## DIRECTIVE
Identify and pull out each line of the entries in which "resistance" occurs.

## DATA FOR THIS EXERCISE
☆ ☆ ☆ ☆

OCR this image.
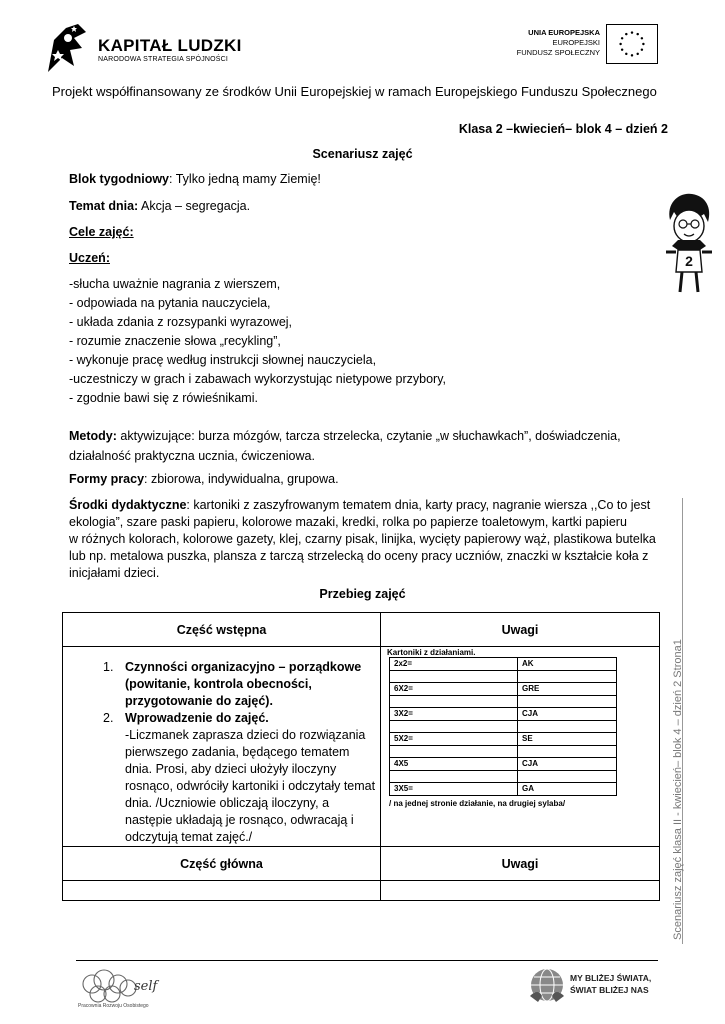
KAPITAŁ LUDZKI
NARODOWA STRATEGIA SPÓJNOŚCI
UNIA EUROPEJSKA
EUROPEJSKI
FUNDUSZ SPOŁECZNY
Projekt współfinansowany ze środków Unii Europejskiej w ramach Europejskiego Funduszu Społecznego
Klasa 2 –kwiecień– blok 4 – dzień 2
Scenariusz zajęć
2
Blok tygodniowy: Tylko jedną mamy Ziemię!
Temat dnia: Akcja – segregacja.
Cele zajęć:
Uczeń:
-słucha uważnie nagrania z wierszem,
- odpowiada na pytania nauczyciela,
- układa zdania z rozsypanki wyrazowej,
- rozumie znaczenie słowa „recykling”,
- wykonuje pracę według instrukcji słownej nauczyciela,
-uczestniczy w grach i zabawach wykorzystując nietypowe przybory,
- zgodnie bawi się z rówieśnikami.
Metody: aktywizujące: burza mózgów, tarcza strzelecka, czytanie „w słuchawkach”, doświadczenia,
działalność praktyczna ucznia, ćwiczeniowa.
Formy pracy: zbiorowa, indywidualna, grupowa.
Środki dydaktyczne: kartoniki z zaszyfrowanym tematem dnia, karty pracy, nagranie wiersza ,,Co to jest
ekologia”, szare paski papieru, kolorowe mazaki, kredki, rolka po papierze toaletowym, kartki papieru
w różnych kolorach, kolorowe gazety, klej, czarny pisak, linijka, wycięty papierowy wąż, plastikowa butelka
lub np. metalowa puszka, plansza z tarczą strzelecką do oceny pracy uczniów, znaczki w kształcie koła z
inicjałami dzieci.
Przebieg zajęć
Część wstępna	Uwagi

1. Czynności organizacyjno – porządkowe (powitanie, kontrola obecności, przygotowanie do zajęć).
2. Wprowadzenie do zajęć.
-Liczmanek zaprasza dzieci do rozwiązania pierwszego zadania, będącego tematem dnia. Prosi, aby dzieci ułożyły iloczyny rosnąco, odwróciły kartoniki i odczytały temat dnia. /Uczniowie obliczają iloczyny, a następie układają je rosnąco, odwracają i odczytują temat zajęć./

Kartoniki z działaniami.
2x2=	AK

6X2=	GRE

3X2=	CJA

5X2=	SE

4X5	CJA

3X5=	GA
/ na jednej stronie działanie, na drugiej sylaba/

Część główna	Uwagi
		Scenariusz zajęć klasa II - kwiecień– blok 4 – dzień 2 Strona1
self
Pracownia Rozwoju Osobistego
MY BLIŻEJ ŚWIATA,
ŚWIAT BLIŻEJ NAS
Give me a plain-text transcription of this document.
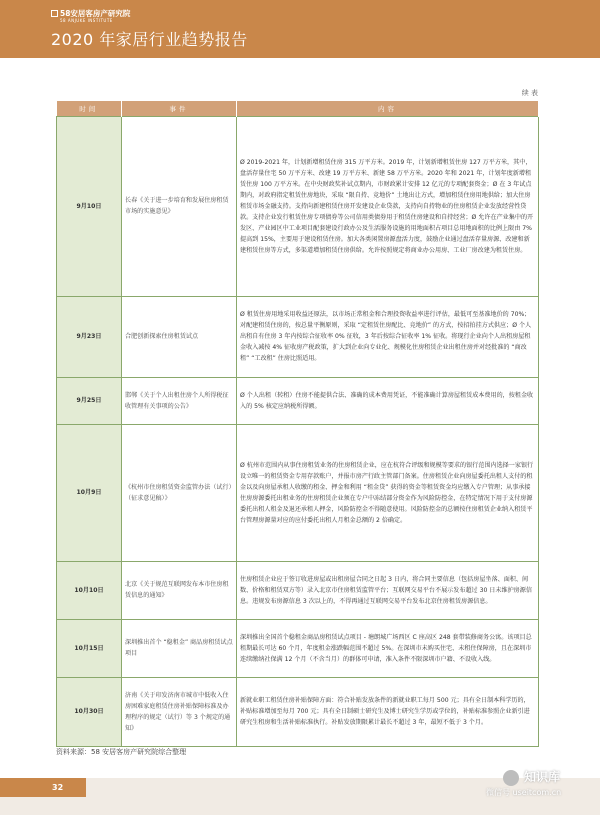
58安居客房产研究院
58 ANJUKE INSTITUTE
2020 年家居行业趋势报告
续 表
时间	事件	内容
9月10日	长春《关于进一步培育和发展住房租赁市场的实施意见》	Ø 2019-2021 年，计划新增租赁住房 315 万平方米。2019 年，计划新增租赁住房 127 万平方米，其中，盘活存量住宅 50 万平方米、改建 19 万平方米、新建 58 万平方米。2020 年和 2021 年，计划年度新增租赁住房 100 万平方米。在中央财政奖补试点期内，市财政累计安排 12 亿元的专项配套资金；Ø 在 3 年试点期内，对政府指定租赁住房地块，采取 “限自持、竞地价” 土地出让方式，增加租赁住房用地供给；加大住房租赁市场金融支持。支持向新建租赁住房开发建设企业贷款，支持向自持物业的住房租赁企业发放经营性贷款。支持企业发行租赁住房专项债券等公司信用类债券用于租赁住房建设和自持经营；Ø 允许在产业集中的开发区、产业园区中工业项目配套建设行政办公及生活服务设施的用地面积占项目总用地面积的比例上限由 7% 提高到 15%，主要用于建设租赁住房。加大各类闲置房源盘活力度，鼓励企业通过盘活存量房源、改建和新建租赁住房等方式，多渠道增加租赁住房供给。允许按照规定将商业办公用房、工业厂房改建为租赁住房。
9月23日	合肥创新探索住房租赁试点	Ø 租赁住房用地采用收益还原法，以市场正常租金和合理投资收益率进行评估，最低可至基准地价的 70%；对配建租赁住房的，按总量平衡原则，采取 “定租赁住房配比、竞地价” 的方式，按招拍挂方式供应；Ø 个人出租自有住房 3 年内按综合征收率 0% 征收，3 年后按综合征收率 1% 征收。将现行企业向个人出租房屋租金收入减按 4% 征收房产税政策，扩大到企业向专业化、规模化住房租赁企业出租住房并对经批准的 “商改租” “工改租” 住房比照适用。
9月25日	邯郸《关于个人出租住房个人所得税征收管理有关事项的公告》	Ø 个人出租（转租）住房不能提供合法、准确的成本费用凭证，不能准确计算房屋租赁成本费用的，按租金收入的 5% 核定应纳税所得额。
10月9日	《杭州市住房租赁资金监管办法（试行）（征求意见稿）》	Ø 杭州市范围内从事住房租赁业务的住房租赁企业，应在杭符合评级和规模等要求的银行范围内选择一家银行设立唯一的租赁资金专用存款账户，并报市房产行政主管部门备案。住房租赁企业向房屋委托出租人支付的租金以及向房屋承租人收缴的租金、押金和利用 “租金贷” 获得的资金等租赁资金均应缴入专户管理；从事承接住房房源委托出租业务的住房租赁企业须在专户中冻结部分资金作为风险防控金，在特定情况下用于支付房源委托出租人租金及退还承租人押金，风险防控金不得随意使用。风险防控金的总额按住房租赁企业纳入租赁平台管理房源量对应的应付委托出租人月租金总额的 2 倍确定。
10月10日	北京《关于规范互联网发布本市住房租赁信息的通知》	住房租赁企业应于签订收进房屋或出租房屋合同之日起 3 日内，将合同主要信息（包括房屋坐落、面积、间数、价格和租赁双方等）录入北京市住房租赁监管平台；互联网交易平台不展示发布超过 30 日未维护房源信息。违规发布房源信息 3 次以上的，不得再通过互联网交易平台发布北京住房租赁房源信息。
10月15日	深圳推出首个 “稳租金” 商品房租赁试点项目	深圳推出全国首个稳租金商品房租赁试点项目 - 塘朗城广场西区 C 座高区 248 套带装修商务公寓。该项目总租期最长可达 60 个月，年度租金涨跌幅范围不超过 5%。在深圳市未购买住宅、未租住保障房，且在深圳市连续缴纳社保满 12 个月（不含当月）的群体可申请，准入条件不限深圳市户籍、不设收入线。
10月30日	济南《关于印发济南市城市中低收入住房困难家庭租赁住房补贴保障标准及办理程序的规定（试行）等 3 个规定的通知》	新就业职工租赁住房补贴保障方面：符合补贴发放条件的新就业职工每月 500 元；具有全日制本科学历的，补贴标准增加至每月 700 元；具有全日制硕士研究生及博士研究生学历或学位的，补贴标准参照企业新引进研究生租房和生活补贴标准执行。补贴发放期限累计最长不超过 3 年，最短不低于 3 个月。
资料来源：58 安居客房产研究院综合整理
32
知识库
微信号 useitcom.cn
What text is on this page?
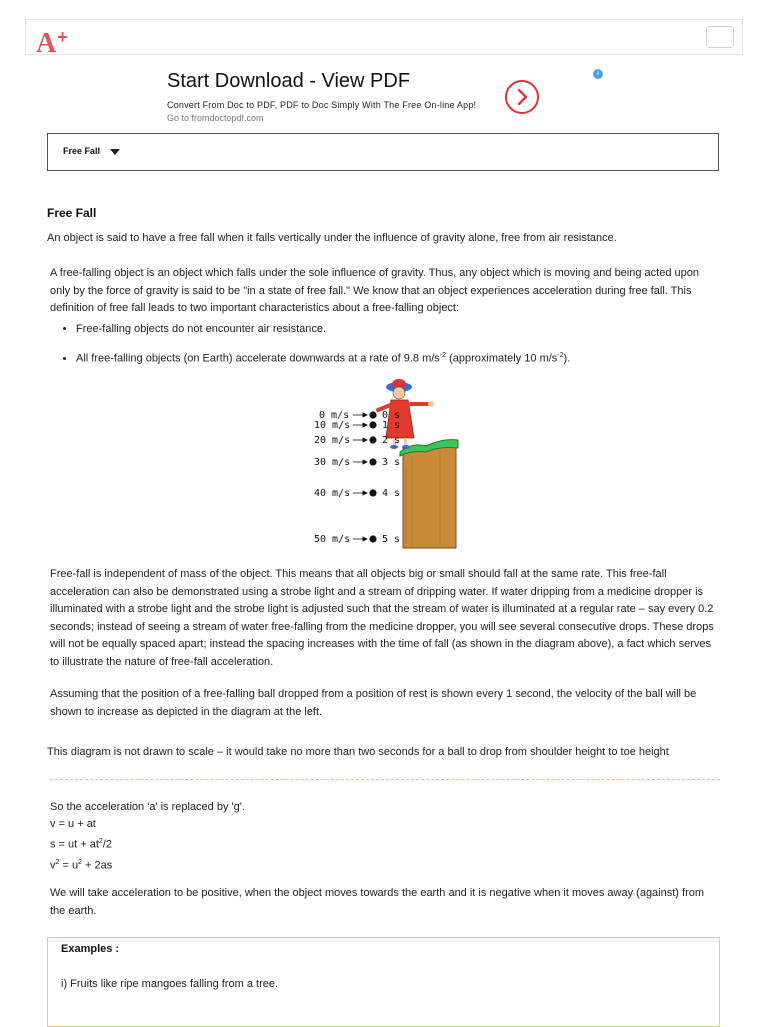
A+
Start Download - View PDF
Convert From Doc to PDF, PDF to Doc Simply With The Free On-line App!
Go to fromdoctopdf.com
i
Free Fall
Free Fall
An object is said to have a free fall when it falls vertically under the influence of gravity alone, free from air resistance.
A free-falling object is an object which falls under the sole influence of gravity. Thus, any object which is moving and being acted upon only by the force of gravity is said to be "in a state of free fall." We know that an object experiences acceleration during free fall. This definition of free fall leads to two important characteristics about a free-falling object:
• Free-falling objects do not encounter air resistance.
• All free-falling objects (on Earth) accelerate downwards at a rate of 9.8 $m/s^{-2}$ (approximately 10 $m/s^{-2}$).
0 m/s
10 m/s
20 m/s
30 m/s
40 m/s
50 m/s
0 s
1 s
2 s
3 s
4 s
5 s
Free-fall is independent of mass of the object. This means that all objects big or small should fall at the same rate. This free-fall acceleration can also be demonstrated using a strobe light and a stream of dripping water. If water dripping from a medicine dropper is illuminated with a strobe light and the strobe light is adjusted such that the stream of water is illuminated at a regular rate – say every 0.2 seconds; instead of seeing a stream of water free-falling from the medicine dropper, you will see several consecutive drops. These drops will not be equally spaced apart; instead the spacing increases with the time of fall (as shown in the diagram above), a fact which serves to illustrate the nature of free-fall acceleration.
Assuming that the position of a free-falling ball dropped from a position of rest is shown every 1 second, the velocity of the ball will be shown to increase as depicted in the diagram at the left.
This diagram is not drawn to scale – it would take no more than two seconds for a ball to drop from shoulder height to toe height
So the acceleration 'a' is replaced by 'g'.
v = u + at
s = ut + $at^2/2$
$v^2 = u^2 + 2as$
We will take acceleration to be positive, when the object moves towards the earth and it is negative when it moves away (against) from the earth.
Examples :
i) Fruits like ripe mangoes falling from a tree.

☆ ☆ ☆ ☆

## ANSWER TO THIS PROBLEM
An object is said to have a free fall when it falls vertically under the influence of gravity alone, free from air resistance.
• Free-falling objects do not encounter air resistance.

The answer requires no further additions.